**GIVEN EXERCISE:** Report the number of lines in these entries that contain "name". Write only the number.

(Figure contents as structured data)
· · ·
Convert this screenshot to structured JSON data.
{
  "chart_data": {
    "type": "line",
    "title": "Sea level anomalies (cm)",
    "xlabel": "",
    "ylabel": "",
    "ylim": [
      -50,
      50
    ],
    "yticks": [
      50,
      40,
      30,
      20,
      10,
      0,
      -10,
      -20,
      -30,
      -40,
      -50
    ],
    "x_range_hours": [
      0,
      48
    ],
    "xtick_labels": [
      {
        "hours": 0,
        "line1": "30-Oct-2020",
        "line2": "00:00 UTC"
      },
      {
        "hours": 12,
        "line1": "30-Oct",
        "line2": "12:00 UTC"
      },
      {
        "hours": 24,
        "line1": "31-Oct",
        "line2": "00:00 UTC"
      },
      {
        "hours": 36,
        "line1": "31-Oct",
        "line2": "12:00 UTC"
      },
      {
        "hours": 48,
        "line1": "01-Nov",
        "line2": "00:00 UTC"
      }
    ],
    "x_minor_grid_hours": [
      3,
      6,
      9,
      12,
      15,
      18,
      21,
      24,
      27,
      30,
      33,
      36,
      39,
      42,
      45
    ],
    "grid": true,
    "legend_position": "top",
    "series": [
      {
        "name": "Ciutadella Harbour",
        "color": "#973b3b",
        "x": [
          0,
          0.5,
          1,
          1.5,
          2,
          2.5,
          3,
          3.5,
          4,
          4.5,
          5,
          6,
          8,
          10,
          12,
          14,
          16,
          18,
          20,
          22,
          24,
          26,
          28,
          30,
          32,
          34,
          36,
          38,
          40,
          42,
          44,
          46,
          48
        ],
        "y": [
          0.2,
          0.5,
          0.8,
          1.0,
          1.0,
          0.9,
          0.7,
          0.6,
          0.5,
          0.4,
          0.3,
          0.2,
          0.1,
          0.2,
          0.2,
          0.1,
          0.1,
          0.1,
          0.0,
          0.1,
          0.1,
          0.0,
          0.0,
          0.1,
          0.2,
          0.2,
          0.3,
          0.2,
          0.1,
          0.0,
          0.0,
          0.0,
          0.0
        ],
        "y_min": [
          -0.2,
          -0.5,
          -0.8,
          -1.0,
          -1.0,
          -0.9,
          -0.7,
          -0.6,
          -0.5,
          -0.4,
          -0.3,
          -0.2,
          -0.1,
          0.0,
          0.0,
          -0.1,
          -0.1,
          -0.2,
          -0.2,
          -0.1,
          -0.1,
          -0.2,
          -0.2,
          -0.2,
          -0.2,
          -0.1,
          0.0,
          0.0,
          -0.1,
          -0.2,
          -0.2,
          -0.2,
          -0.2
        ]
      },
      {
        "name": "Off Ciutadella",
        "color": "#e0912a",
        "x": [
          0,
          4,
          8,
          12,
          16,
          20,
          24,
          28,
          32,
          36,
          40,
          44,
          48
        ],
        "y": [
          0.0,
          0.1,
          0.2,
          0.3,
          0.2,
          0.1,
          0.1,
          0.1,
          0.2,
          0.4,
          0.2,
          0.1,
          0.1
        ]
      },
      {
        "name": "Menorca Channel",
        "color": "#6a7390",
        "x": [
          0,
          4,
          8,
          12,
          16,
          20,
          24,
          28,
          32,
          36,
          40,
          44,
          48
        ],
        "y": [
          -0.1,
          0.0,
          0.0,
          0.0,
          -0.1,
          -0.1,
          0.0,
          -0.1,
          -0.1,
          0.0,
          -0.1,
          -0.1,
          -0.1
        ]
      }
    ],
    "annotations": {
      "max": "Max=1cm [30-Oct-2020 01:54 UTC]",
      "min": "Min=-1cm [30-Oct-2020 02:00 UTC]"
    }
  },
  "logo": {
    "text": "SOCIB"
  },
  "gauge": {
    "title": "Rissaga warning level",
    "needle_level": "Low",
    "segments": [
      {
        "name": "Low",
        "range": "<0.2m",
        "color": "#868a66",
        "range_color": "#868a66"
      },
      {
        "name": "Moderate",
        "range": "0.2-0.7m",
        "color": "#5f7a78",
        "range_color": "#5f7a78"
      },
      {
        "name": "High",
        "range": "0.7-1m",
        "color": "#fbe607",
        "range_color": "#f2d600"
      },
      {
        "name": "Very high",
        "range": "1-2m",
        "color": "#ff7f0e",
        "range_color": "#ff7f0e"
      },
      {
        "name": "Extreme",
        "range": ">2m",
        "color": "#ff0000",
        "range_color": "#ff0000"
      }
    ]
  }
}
· · ·
**SOLVED PROBLEM:** 8